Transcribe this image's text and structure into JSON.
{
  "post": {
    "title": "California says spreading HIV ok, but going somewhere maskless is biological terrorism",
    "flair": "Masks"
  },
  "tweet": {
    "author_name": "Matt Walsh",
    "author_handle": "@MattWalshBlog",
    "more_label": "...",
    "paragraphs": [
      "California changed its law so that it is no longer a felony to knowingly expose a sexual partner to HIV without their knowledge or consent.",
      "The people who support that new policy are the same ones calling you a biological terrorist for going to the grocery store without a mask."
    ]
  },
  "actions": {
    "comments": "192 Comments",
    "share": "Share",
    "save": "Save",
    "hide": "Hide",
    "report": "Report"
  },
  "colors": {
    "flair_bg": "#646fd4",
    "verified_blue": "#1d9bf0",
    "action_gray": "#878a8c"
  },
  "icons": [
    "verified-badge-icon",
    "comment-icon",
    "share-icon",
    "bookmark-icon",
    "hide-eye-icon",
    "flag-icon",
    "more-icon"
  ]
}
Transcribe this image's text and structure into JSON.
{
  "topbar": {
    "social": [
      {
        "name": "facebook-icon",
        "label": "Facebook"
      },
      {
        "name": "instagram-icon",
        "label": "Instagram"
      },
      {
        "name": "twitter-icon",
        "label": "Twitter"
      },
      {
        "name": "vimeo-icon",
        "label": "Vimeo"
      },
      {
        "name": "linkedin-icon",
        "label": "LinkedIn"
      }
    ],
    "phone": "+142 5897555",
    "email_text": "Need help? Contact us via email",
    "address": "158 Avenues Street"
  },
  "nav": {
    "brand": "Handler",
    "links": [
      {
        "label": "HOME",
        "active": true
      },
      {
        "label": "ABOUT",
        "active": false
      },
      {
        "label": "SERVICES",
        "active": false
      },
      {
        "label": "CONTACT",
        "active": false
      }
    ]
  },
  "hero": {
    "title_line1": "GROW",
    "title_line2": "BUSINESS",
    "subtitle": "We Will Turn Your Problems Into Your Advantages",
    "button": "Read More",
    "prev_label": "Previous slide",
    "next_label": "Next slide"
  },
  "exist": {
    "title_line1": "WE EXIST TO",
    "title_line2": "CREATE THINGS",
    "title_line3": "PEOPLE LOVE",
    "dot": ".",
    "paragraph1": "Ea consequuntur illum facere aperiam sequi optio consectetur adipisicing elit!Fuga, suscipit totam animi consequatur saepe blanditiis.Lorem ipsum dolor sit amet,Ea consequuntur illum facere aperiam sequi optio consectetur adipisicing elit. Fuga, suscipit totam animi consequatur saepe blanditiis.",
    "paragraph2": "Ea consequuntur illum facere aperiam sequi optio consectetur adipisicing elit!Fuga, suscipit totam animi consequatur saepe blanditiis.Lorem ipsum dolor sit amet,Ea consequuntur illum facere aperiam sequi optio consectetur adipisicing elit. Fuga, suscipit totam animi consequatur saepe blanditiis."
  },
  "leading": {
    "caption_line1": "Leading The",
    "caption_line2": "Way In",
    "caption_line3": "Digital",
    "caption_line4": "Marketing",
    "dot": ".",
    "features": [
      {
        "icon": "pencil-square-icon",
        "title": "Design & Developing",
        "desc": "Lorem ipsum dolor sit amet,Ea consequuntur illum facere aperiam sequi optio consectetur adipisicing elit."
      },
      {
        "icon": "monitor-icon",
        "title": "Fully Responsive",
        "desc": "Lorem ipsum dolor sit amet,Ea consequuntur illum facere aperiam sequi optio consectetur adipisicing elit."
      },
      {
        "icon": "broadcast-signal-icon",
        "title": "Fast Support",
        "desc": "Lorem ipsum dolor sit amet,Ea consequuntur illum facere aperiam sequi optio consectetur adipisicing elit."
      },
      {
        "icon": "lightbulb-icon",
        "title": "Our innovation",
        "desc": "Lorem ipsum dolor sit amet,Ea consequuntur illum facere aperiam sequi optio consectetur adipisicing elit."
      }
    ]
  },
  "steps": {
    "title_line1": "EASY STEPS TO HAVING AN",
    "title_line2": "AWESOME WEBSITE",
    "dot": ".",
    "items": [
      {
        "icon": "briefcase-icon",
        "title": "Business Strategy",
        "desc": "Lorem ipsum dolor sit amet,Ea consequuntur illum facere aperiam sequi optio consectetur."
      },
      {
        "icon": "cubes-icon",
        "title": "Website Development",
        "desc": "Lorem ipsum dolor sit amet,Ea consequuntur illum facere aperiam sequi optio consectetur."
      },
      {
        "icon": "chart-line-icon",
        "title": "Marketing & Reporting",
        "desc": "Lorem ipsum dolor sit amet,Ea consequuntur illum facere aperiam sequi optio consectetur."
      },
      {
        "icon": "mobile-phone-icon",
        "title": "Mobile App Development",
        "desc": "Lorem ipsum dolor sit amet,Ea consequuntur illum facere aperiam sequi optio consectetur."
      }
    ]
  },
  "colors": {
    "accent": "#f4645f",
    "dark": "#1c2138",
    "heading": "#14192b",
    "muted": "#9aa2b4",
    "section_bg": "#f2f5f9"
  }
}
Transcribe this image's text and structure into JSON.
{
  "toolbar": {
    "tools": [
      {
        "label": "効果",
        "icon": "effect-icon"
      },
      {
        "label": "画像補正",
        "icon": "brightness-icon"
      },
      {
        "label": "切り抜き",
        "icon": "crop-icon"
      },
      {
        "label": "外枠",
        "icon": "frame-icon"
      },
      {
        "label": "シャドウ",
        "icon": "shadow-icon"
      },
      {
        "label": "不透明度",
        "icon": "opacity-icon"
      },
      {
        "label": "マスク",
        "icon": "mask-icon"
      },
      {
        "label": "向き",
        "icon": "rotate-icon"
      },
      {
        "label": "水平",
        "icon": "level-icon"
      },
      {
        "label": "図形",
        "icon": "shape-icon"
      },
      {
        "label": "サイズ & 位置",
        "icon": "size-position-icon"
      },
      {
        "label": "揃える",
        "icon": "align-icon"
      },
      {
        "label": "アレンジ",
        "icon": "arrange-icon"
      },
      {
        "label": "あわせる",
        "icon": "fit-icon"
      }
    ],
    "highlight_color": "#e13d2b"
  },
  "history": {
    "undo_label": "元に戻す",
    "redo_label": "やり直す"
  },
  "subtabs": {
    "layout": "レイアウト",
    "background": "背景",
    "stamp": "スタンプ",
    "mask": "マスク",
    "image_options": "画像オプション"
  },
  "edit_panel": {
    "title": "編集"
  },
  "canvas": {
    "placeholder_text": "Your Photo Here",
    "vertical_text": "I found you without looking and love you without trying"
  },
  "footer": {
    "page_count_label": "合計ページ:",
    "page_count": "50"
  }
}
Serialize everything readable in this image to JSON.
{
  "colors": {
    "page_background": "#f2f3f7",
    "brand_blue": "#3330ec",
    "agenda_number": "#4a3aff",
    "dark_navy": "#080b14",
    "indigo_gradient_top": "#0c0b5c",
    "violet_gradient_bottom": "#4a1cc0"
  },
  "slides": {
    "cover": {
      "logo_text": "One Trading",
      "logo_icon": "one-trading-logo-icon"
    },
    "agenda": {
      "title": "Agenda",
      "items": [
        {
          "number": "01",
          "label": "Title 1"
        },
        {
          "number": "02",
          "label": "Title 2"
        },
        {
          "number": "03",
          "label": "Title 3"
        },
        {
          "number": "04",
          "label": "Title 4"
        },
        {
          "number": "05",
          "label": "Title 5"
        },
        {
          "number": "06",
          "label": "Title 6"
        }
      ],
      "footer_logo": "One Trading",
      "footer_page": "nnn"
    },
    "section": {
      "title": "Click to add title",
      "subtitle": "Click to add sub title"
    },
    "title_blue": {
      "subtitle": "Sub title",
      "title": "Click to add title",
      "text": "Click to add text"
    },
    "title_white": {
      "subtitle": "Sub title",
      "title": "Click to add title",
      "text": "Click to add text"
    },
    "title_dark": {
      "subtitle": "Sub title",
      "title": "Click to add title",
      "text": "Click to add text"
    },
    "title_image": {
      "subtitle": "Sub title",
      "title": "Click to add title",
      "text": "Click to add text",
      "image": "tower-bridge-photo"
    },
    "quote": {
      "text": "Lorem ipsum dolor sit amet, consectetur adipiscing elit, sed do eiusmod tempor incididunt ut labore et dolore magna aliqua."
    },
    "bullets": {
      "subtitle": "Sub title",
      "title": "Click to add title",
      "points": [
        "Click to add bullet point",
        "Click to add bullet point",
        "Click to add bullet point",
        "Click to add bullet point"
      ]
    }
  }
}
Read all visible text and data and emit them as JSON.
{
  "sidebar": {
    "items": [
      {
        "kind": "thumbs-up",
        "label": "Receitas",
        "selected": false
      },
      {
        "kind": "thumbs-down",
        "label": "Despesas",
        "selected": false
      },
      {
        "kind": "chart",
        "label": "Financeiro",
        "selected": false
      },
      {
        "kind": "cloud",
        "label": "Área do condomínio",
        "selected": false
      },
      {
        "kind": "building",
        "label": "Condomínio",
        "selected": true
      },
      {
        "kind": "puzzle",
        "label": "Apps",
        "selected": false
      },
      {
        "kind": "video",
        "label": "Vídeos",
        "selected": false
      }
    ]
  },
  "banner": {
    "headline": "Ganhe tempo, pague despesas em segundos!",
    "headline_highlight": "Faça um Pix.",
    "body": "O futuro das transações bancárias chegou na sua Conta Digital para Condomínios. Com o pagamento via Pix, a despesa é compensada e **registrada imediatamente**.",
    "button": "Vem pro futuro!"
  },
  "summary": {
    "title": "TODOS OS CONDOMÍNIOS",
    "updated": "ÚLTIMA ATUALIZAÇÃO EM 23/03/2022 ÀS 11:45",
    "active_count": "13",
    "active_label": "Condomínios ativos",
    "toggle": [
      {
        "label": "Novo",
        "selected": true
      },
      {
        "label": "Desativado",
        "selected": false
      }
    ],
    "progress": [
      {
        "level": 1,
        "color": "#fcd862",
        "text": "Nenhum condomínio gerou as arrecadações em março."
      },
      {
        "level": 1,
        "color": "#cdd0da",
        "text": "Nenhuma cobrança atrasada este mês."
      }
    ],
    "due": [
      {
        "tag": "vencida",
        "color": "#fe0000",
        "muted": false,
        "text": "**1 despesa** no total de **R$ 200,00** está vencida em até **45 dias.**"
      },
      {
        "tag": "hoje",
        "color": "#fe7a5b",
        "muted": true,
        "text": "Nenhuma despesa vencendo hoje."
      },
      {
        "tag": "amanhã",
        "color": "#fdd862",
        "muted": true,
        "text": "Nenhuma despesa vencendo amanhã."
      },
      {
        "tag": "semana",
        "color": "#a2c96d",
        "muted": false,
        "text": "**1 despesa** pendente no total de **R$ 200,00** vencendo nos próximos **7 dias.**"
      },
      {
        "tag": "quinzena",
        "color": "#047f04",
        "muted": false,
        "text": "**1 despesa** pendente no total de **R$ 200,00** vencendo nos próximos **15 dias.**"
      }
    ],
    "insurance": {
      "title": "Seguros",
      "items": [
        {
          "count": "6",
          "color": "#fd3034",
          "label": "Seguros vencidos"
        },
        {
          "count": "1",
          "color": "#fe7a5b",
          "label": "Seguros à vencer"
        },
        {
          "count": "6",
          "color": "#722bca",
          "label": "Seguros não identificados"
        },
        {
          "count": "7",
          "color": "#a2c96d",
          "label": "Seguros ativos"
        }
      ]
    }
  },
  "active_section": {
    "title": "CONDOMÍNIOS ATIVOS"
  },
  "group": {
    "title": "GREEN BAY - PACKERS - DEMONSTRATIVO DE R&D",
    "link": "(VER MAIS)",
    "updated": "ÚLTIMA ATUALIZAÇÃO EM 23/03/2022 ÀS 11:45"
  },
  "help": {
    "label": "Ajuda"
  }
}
——
■ **WHAT THIS TASK INVOLVES**
Collect the lines of the records that include the string "Digital".

■ **ANSWER FOR THE TASK**
    "caption_line3": "Digital",
    "body": "O futuro das transações bancárias chegou na sua Conta Digital para Condomínios. Com o pagamento via Pix, a despesa é compensada e **registrada imediatamente**.",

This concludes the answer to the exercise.